◆ **Passage extrait**
-.-.-
Apprendre au XXIe siècle

Si on me pose la question comment je vois l'avenir de l'école, j'y répondrai en 3 points : - feedback rapide et instantané - gain sur évolution positive - flexibilité

Mes conditions de travail ont fortement évolué ces quelques mois. Je suis responsable pédagogique dans le groupe INSEEC France. Je m’occupe des programmes du pôle Marketing digital et ainsi de l’intégration de 2 classes de Master 1 et 3 classes de Master 2. Un livre comme celui-ci est une douce claque pour moi. J’ai à peine dépassé 30 ans, je suis jeune et frais dans le métier. Pourtant j’ai l’impression de ressentir un moment inhabituellement calme et serein. Ce calme avant la tempête ou comme l’eau qui se retire rapidement et en silence avant le tsunami. Je crois entendre ce bruit sourd qui raisonne au loin, celui d’une tempête de changement !

Alors je me tiens prêt. Bien que je veuille changer le système pédagogique en apportant des légères modifications. Notamment via une pédagogie qui n’intègre pas forcément la droiture : leçons / exercices / appliquer la leçon / corrections. Mais plutôt une manière où les étudiants doivent composer avec le peu qu’ils savent et faire l’effort d’aller chercher plus d’informations. Je me positionne comme un révélateur de connaissance et non plus comme un prof qui fait asseoir son savoir avec autorité.
-.-.-
◆ **Tâches à réaliser**
A. Répondez aux questions suivantes sur l'extrait consacré à l'apprentissage au XXIe siècle.
(i) Quels sont les trois points cités pour décrire l'avenir de l'école ?
(ii) Dans quel groupe s'exerce la fonction de responsable pédagogique mentionnée ?
(iii) Combien de classes de Master 2 sont mentionnées ?
B. Recopiez sans modification le passage de l'extrait consacré à l'apprentissage au XXIe siècle, de « Mes conditions de » à « de changement ! ».

Enregistrements sources:
-.-.-
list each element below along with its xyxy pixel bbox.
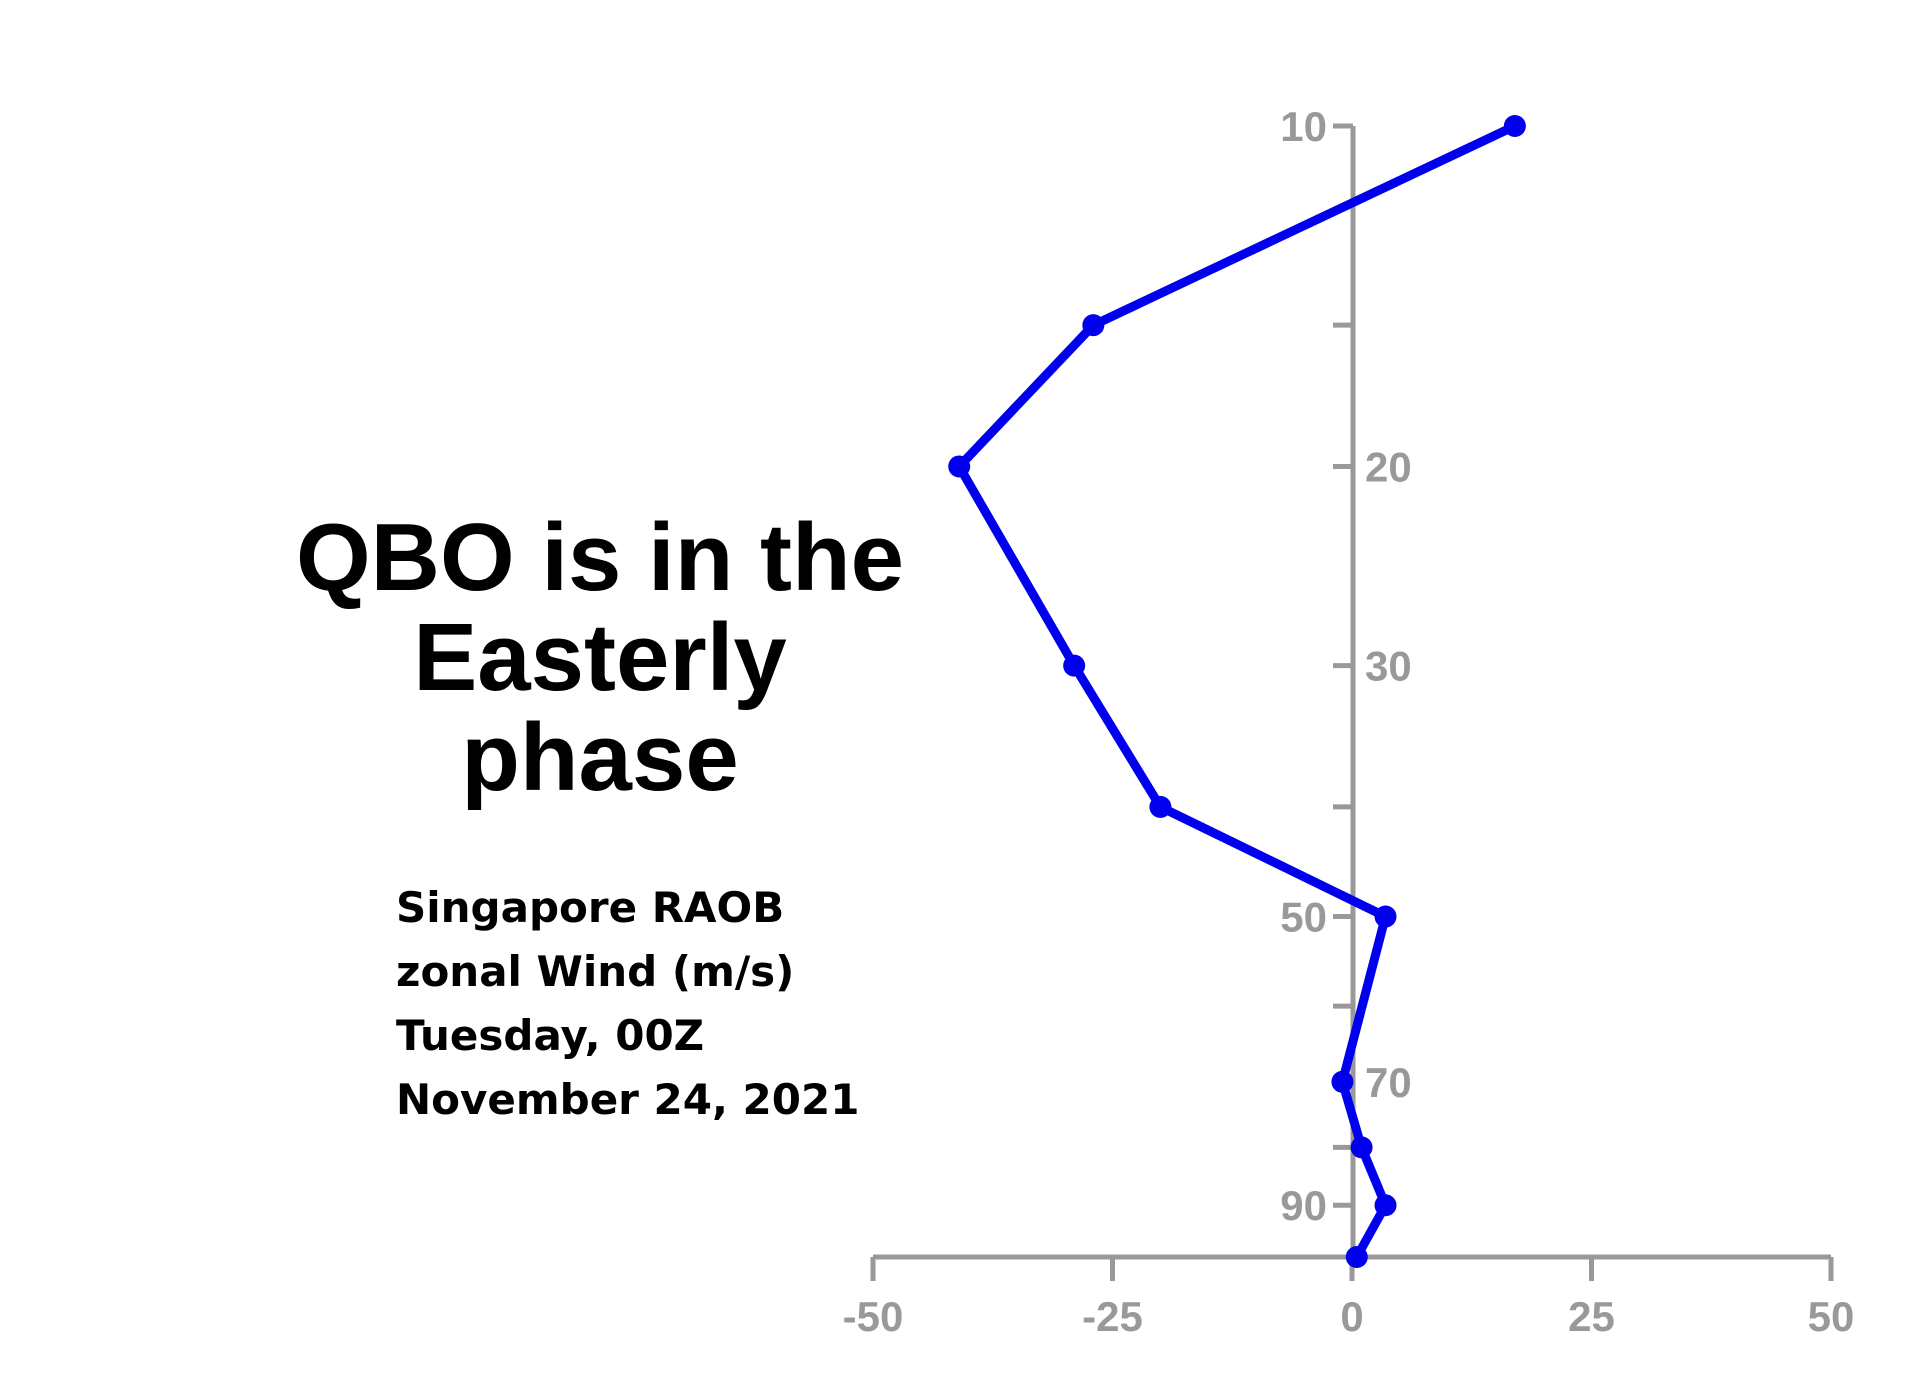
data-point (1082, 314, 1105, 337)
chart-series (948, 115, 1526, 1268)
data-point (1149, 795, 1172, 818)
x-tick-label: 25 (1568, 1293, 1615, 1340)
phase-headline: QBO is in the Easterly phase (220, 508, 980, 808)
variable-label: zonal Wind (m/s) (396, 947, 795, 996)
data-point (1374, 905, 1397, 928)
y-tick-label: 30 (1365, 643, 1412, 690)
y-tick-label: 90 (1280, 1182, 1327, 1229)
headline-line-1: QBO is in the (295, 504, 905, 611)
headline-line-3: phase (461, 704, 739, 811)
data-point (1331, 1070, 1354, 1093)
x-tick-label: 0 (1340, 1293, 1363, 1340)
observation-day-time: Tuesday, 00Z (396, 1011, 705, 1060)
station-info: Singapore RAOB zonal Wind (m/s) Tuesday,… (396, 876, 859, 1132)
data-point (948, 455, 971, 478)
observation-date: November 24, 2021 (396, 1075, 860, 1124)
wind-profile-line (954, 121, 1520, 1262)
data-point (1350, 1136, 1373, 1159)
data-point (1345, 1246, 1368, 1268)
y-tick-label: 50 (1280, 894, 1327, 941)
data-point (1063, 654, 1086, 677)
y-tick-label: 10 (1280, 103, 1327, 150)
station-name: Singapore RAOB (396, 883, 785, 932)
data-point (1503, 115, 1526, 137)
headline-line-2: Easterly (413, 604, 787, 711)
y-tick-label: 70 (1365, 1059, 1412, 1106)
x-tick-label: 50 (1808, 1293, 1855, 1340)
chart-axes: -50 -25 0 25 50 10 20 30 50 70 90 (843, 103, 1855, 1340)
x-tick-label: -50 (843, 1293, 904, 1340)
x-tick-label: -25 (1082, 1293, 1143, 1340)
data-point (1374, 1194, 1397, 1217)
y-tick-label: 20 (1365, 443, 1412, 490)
-.-.-
◆ **Corrigés par tâche**
A.
(i) Feedback rapide et instantané, gain sur évolution positive, flexibilité.
(ii) Le groupe INSEEC France.
(iii) 3 classes.

B.
Mes conditions de travail ont fortement évolué ces quelques mois. Je suis responsable pédagogique dans le groupe INSEEC France. Je m’occupe des programmes du pôle Marketing digital et ainsi de l’intégration de 2 classes de Master 1 et 3 classes de Master 2. Un livre comme celui-ci est une douce claque pour moi. J’ai à peine dépassé 30 ans, je suis jeune et frais dans le métier. Pourtant j’ai l’impression de ressentir un moment inhabituellement calme et serein. Ce calme avant la tempête ou comme l’eau qui se retire rapidement et en silence avant le tsunami. Je crois entendre ce bruit sourd qui raisonne au loin, celui d’une tempête de changement !